• _Given problem_: Reproduce each line bearing the word "equation".

>> BEGIN

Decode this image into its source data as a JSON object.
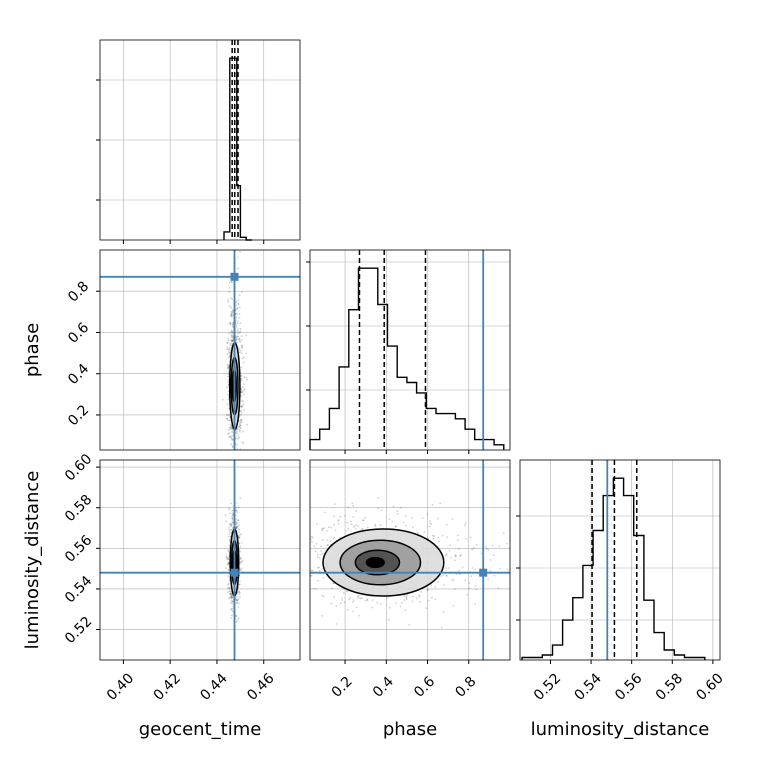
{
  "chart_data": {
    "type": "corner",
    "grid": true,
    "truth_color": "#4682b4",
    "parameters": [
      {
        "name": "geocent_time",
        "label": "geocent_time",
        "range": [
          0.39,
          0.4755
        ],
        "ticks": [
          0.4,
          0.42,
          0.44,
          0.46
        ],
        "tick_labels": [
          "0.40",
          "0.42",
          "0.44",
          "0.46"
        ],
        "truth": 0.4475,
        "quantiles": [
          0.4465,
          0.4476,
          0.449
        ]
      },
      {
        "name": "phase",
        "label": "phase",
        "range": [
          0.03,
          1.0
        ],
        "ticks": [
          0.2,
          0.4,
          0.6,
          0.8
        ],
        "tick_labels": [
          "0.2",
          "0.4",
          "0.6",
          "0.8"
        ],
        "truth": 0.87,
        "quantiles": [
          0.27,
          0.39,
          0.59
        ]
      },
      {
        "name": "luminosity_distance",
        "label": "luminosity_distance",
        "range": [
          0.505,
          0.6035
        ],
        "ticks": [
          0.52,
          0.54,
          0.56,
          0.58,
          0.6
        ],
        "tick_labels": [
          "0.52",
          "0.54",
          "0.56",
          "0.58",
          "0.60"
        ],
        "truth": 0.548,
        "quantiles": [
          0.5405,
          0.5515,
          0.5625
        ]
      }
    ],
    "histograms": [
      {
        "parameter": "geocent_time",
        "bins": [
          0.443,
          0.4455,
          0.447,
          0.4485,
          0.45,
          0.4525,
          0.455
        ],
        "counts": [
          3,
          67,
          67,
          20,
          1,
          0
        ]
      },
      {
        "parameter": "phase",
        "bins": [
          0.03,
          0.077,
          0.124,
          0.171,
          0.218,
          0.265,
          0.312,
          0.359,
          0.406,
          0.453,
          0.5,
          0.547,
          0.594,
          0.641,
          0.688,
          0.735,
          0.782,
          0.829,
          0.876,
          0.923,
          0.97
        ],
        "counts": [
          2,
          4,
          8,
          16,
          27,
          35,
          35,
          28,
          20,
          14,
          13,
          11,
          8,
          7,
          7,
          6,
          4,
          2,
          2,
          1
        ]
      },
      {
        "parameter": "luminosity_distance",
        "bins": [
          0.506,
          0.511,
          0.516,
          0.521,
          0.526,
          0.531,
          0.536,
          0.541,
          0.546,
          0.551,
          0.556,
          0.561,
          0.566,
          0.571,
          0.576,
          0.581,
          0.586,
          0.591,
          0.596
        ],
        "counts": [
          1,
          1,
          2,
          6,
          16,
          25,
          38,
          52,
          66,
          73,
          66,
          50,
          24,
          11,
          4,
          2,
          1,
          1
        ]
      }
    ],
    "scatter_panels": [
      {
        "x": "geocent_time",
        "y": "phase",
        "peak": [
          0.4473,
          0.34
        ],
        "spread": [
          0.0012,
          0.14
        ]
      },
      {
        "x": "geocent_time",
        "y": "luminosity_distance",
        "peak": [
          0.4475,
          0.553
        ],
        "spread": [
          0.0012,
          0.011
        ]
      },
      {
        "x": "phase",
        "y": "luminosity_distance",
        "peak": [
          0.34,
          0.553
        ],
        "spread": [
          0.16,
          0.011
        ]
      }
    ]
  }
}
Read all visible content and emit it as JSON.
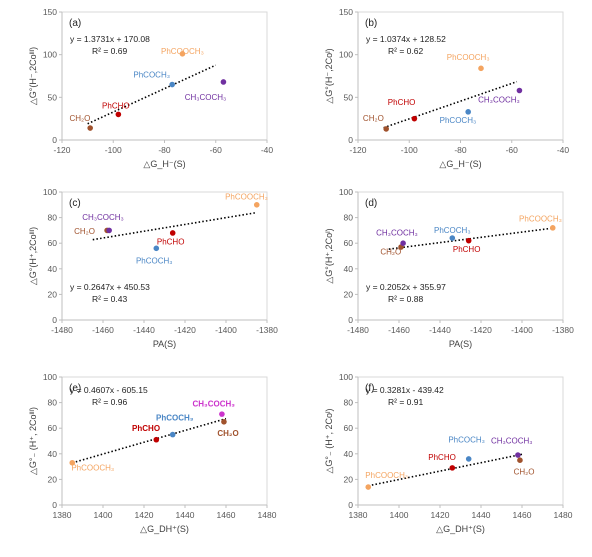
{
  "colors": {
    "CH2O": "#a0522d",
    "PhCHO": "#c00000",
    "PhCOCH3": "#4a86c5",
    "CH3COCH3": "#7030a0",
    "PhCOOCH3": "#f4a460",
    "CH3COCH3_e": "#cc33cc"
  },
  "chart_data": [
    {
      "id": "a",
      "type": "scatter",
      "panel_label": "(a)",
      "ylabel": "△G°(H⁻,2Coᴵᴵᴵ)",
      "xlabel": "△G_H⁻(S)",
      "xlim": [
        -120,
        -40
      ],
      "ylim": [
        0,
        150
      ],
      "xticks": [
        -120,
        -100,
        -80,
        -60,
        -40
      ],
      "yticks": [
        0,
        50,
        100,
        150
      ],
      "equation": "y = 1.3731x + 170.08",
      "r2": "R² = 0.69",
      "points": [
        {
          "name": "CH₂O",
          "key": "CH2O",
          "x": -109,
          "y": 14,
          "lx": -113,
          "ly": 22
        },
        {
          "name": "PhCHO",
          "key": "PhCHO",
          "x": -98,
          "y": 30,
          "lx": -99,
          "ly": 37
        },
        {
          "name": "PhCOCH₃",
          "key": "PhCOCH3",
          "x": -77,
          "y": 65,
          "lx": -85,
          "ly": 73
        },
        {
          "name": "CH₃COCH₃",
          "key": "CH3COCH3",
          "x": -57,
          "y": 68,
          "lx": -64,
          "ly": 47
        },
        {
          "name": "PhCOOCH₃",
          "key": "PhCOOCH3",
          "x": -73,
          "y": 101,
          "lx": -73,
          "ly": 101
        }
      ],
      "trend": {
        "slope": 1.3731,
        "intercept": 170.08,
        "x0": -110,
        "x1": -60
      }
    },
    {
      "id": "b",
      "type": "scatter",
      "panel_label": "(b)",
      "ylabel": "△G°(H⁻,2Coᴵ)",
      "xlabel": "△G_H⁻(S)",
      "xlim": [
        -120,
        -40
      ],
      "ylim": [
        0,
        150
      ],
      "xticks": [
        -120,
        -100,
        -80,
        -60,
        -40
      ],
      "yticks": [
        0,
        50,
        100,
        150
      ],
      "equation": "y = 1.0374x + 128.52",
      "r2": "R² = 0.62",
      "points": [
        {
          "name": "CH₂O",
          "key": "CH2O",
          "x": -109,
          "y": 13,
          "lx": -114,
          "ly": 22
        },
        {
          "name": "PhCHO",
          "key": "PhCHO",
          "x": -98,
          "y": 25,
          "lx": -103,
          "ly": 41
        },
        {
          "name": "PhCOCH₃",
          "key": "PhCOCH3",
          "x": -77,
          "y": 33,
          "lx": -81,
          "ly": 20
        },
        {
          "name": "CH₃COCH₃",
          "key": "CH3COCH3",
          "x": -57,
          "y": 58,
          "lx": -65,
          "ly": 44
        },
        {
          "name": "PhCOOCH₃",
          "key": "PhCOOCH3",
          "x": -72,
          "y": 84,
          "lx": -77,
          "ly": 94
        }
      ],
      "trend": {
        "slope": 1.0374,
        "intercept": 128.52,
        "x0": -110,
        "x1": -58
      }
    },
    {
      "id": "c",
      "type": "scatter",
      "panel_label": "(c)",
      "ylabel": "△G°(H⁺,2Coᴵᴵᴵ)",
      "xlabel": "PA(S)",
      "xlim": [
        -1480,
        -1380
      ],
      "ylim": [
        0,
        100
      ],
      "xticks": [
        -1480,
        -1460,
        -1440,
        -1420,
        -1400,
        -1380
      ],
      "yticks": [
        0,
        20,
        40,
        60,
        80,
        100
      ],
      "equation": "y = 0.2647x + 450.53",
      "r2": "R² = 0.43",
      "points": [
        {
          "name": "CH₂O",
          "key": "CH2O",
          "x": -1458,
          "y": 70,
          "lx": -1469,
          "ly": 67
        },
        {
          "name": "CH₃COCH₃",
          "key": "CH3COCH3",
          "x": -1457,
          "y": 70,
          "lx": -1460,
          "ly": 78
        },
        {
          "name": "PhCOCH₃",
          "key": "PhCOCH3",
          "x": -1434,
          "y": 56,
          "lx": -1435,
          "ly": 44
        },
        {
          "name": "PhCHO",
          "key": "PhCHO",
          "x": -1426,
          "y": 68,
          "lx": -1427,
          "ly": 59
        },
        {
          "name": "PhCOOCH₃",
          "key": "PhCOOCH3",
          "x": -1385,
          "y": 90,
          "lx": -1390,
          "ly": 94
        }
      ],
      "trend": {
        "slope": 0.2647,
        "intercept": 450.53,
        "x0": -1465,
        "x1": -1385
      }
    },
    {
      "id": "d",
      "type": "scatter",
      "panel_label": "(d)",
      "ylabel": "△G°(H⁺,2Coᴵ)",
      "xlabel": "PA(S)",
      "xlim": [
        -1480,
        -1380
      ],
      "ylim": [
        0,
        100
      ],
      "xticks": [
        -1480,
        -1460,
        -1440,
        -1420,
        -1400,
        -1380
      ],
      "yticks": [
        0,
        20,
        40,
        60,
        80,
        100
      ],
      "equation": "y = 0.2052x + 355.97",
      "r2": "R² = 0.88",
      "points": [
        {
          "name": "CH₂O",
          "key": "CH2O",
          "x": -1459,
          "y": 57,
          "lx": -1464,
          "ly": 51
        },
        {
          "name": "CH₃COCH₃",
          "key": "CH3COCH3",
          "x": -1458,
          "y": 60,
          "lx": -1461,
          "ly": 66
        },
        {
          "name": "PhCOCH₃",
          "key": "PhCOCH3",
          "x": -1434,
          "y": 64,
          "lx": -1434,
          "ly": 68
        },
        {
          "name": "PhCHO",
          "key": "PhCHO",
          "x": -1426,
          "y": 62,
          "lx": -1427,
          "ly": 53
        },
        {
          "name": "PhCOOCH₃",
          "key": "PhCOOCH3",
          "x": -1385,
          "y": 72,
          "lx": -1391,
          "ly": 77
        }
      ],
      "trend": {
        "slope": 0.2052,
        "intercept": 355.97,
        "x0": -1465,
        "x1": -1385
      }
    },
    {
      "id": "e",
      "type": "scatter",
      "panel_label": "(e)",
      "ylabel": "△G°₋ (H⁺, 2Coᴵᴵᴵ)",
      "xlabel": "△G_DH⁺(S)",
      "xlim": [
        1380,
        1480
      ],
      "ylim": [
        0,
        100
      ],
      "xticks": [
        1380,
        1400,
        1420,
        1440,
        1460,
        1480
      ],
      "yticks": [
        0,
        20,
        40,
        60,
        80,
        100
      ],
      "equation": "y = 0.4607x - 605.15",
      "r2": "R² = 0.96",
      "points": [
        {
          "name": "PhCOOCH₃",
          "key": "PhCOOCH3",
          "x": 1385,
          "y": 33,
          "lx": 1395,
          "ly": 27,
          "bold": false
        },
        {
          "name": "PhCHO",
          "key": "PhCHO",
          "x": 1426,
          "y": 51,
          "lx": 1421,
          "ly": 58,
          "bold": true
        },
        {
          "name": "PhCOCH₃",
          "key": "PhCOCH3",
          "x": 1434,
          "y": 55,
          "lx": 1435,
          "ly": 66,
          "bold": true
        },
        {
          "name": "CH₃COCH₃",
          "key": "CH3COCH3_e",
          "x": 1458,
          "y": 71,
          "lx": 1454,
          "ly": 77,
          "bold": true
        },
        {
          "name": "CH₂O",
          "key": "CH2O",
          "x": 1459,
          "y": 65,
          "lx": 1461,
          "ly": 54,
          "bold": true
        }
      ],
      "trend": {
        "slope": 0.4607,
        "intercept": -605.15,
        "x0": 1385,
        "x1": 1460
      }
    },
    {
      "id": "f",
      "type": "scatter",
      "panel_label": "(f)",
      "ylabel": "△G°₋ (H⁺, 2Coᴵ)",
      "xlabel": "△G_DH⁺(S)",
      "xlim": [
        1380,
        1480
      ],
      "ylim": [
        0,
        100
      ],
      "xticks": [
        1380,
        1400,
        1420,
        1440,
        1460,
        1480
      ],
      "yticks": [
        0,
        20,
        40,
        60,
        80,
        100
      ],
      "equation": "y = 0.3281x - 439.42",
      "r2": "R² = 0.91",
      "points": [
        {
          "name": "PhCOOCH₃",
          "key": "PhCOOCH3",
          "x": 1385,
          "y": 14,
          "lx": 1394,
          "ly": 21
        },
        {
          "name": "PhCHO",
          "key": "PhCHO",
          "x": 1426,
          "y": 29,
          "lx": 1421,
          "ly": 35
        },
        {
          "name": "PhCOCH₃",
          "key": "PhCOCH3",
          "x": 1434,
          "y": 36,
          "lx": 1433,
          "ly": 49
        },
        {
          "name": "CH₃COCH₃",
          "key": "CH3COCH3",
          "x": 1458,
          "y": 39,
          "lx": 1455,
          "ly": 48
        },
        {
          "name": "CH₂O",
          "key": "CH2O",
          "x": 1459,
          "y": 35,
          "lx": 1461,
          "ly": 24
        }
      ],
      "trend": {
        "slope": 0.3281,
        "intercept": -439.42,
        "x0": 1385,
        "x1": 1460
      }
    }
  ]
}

>> END

• _Correct response_:
      "equation": "y = 1.3731x + 170.08",
      "equation": "y = 1.0374x + 128.52",
      "equation": "y = 0.2647x + 450.53",
      "equation": "y = 0.2052x + 355.97",
      "equation": "y = 0.4607x - 605.15",
      "equation": "y = 0.3281x - 439.42",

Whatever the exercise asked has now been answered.